* [TASKS]
**a.** In the WordPress tutorial, what share of the market for sites using a CMS does WordPress hold?
**b.** From the WordPress tutorial, reproduce the passage that opens with the words containing "Prerequisites for installing" and closes with "in a database.".
**c.** List every prerequisite that the WordPress tutorial says must be set up before starting.

* [TEXT SHOWN]
'''
How To Install WordPress On Debian 9 With LAMP (Tutorial)

install_wordpress_debian_lamp
WordPress + LAMP is the classic web hosting setup. Sure, there are other software stack options for hosting WordPress (some of our team is partial to LEMP). But in terms of wide implementation and usage for websites across the globe, nothing compares to WordPress with LAMP. So today we'll show you how to get serve your website to the world this way by installing WordPress on Debian 9 using a LAMP stack. Want to install WordPress but not on Debian? 👉Click here for our WordPress + Ubunbu 18.04 tutorial 👉Click here for our WordPress + Centos 7 tutorial

WordPress + LAMP: the most popular CMS and web server

WordPress is a powerhouse—over 34% of all websites online today use it—that’s over 22 million websites. And for sites using a CMS (content management system), it towers over the competition with 60% of the market share. Meanwhile, Apache (a key piece of the LAMP stack) is the world’s most popular web server. So, you can see why having the WordPress/LAMP installation in your pocket is key for any developer or anyone looking to host their own blog or website.

How to install WordPress on Debian 9 using a LAMP stack

In this tutorial, I will show you how to install WordPress with LAMP on Debian 9.

Prerequisites for installing WordPress on Debian 9

Before we get started, you'll need to have the following set up:
  1. LAMP stack: LAMP stands for Linux Apache MySQL PHP. WordPress is both a front end and a back-end system so it requires a web server, a database engine and PHP for serving dynamic content which is handled by the LAMP stack. —>Click here for a step-by-step guide to installing LAMP on your Linux server.
  2. SSH access to your Debian 9 Server
  3. A system user with sudo privileges
If you're all set, then let's get started!

Step 1: Create a database for WordPress user

WordPress ships a bundle of numerous files and those files need to be stored in a database.

So, your first step towards installing WordPress is to setup MySQL database to handle these files.

To do this, let's log in to MySQL as a root user, using the command:

mysql -u root -p

You’ll then prompted for the password that you set during the set-up of MySQL database system.
'''
* [ENTRIES SHOWN]
'''
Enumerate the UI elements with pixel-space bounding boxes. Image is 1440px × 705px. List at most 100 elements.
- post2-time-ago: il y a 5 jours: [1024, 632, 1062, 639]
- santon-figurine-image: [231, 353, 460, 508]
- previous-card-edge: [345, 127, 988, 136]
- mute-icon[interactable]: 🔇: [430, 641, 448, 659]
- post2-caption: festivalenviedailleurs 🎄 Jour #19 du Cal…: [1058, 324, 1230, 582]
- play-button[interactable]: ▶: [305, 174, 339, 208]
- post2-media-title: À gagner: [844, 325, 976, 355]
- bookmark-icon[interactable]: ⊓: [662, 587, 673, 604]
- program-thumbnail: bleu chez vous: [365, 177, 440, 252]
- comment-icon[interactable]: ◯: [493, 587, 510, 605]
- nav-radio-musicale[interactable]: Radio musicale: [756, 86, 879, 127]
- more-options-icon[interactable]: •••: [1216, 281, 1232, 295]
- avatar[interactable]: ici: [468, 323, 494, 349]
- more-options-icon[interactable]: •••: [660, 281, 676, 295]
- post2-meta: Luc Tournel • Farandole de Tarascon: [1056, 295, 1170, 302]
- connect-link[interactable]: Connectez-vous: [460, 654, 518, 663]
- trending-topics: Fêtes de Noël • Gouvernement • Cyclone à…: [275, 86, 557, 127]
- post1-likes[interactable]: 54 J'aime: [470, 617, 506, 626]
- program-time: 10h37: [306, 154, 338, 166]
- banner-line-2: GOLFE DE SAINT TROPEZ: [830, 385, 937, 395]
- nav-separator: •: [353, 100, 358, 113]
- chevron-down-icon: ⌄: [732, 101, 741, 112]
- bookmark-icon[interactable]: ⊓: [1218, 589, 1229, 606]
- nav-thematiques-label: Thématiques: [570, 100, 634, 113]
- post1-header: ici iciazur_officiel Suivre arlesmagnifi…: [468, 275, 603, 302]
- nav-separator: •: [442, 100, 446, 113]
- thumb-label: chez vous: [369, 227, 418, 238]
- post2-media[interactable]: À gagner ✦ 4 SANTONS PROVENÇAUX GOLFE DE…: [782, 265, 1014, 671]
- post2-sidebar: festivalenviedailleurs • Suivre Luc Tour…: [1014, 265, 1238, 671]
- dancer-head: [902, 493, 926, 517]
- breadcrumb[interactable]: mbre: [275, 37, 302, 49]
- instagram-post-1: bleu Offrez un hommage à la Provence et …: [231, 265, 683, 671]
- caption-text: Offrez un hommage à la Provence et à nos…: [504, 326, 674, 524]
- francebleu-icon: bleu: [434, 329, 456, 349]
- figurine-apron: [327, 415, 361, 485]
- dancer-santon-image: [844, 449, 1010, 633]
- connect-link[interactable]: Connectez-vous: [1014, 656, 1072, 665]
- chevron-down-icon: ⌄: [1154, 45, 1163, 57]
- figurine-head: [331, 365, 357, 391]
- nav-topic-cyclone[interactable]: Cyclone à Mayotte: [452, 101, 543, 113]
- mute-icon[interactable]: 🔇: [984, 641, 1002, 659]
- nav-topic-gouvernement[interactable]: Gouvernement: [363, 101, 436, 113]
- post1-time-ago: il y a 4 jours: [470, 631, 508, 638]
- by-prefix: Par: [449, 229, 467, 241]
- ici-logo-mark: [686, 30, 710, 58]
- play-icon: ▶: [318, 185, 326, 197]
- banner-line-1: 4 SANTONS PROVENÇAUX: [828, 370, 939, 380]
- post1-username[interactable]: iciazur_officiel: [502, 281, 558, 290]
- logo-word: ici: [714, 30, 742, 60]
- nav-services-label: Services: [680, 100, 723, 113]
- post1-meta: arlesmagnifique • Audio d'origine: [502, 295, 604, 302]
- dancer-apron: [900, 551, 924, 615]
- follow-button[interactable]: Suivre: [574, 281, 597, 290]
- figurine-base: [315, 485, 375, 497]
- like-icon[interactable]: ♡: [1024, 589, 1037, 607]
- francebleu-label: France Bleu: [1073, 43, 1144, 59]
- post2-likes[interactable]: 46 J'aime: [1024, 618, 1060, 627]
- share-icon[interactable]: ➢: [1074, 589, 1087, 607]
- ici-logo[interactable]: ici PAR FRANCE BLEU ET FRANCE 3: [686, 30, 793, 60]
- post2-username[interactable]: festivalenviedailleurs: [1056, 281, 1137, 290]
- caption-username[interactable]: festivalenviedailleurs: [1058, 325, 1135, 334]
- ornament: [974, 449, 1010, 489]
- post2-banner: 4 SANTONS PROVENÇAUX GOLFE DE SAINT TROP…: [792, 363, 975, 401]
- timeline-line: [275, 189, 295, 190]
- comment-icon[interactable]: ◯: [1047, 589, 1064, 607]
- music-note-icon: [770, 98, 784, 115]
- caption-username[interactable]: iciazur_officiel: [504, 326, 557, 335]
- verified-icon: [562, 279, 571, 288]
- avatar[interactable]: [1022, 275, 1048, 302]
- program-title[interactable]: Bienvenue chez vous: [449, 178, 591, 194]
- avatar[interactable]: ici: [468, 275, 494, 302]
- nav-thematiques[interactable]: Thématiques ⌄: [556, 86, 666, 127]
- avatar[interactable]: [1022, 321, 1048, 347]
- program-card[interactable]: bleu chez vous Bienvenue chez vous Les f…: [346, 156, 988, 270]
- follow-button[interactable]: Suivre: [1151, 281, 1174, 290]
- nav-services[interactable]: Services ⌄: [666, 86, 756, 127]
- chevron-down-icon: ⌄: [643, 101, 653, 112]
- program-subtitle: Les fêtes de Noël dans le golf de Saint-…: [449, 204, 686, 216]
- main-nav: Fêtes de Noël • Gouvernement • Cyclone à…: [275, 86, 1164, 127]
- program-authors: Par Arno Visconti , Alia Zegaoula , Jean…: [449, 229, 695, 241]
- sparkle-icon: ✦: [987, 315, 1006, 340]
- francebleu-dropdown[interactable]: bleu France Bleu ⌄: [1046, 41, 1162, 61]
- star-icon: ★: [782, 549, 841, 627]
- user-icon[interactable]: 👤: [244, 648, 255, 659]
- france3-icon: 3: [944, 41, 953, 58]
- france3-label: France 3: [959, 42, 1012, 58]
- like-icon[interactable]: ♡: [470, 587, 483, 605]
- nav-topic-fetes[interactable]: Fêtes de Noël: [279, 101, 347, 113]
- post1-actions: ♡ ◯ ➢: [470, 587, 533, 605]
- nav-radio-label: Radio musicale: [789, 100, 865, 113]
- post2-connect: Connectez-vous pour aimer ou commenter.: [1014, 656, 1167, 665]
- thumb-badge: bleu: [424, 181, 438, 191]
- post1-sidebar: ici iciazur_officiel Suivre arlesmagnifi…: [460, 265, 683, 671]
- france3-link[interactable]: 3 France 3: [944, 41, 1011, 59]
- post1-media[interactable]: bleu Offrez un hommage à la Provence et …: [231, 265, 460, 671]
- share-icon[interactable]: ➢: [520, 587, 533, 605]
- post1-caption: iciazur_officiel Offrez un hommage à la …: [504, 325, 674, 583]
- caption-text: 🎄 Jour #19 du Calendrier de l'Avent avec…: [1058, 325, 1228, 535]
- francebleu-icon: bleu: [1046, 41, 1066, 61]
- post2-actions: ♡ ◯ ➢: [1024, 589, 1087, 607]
'''
* [TASK RESPONSES]
**a.** 60% of the market share.

**b.**
Prerequisites for installing WordPress on Debian 9

Before we get started, you'll need to have the following set up:
  1. LAMP stack: LAMP stands for Linux Apache MySQL PHP. WordPress is both a front end and a back-end system so it requires a web server, a database engine and PHP for serving dynamic content which is handled by the LAMP stack. —>Click here for a step-by-step guide to installing LAMP on your Linux server.
  2. SSH access to your Debian 9 Server
  3. A system user with sudo privileges
If you're all set, then let's get started!

Step 1: Create a database for WordPress user

WordPress ships a bundle of numerous files and those files need to be stored in a database.

**c.**
- LAMP stack
- SSH access to your Debian 9 Server
- A system user with sudo privileges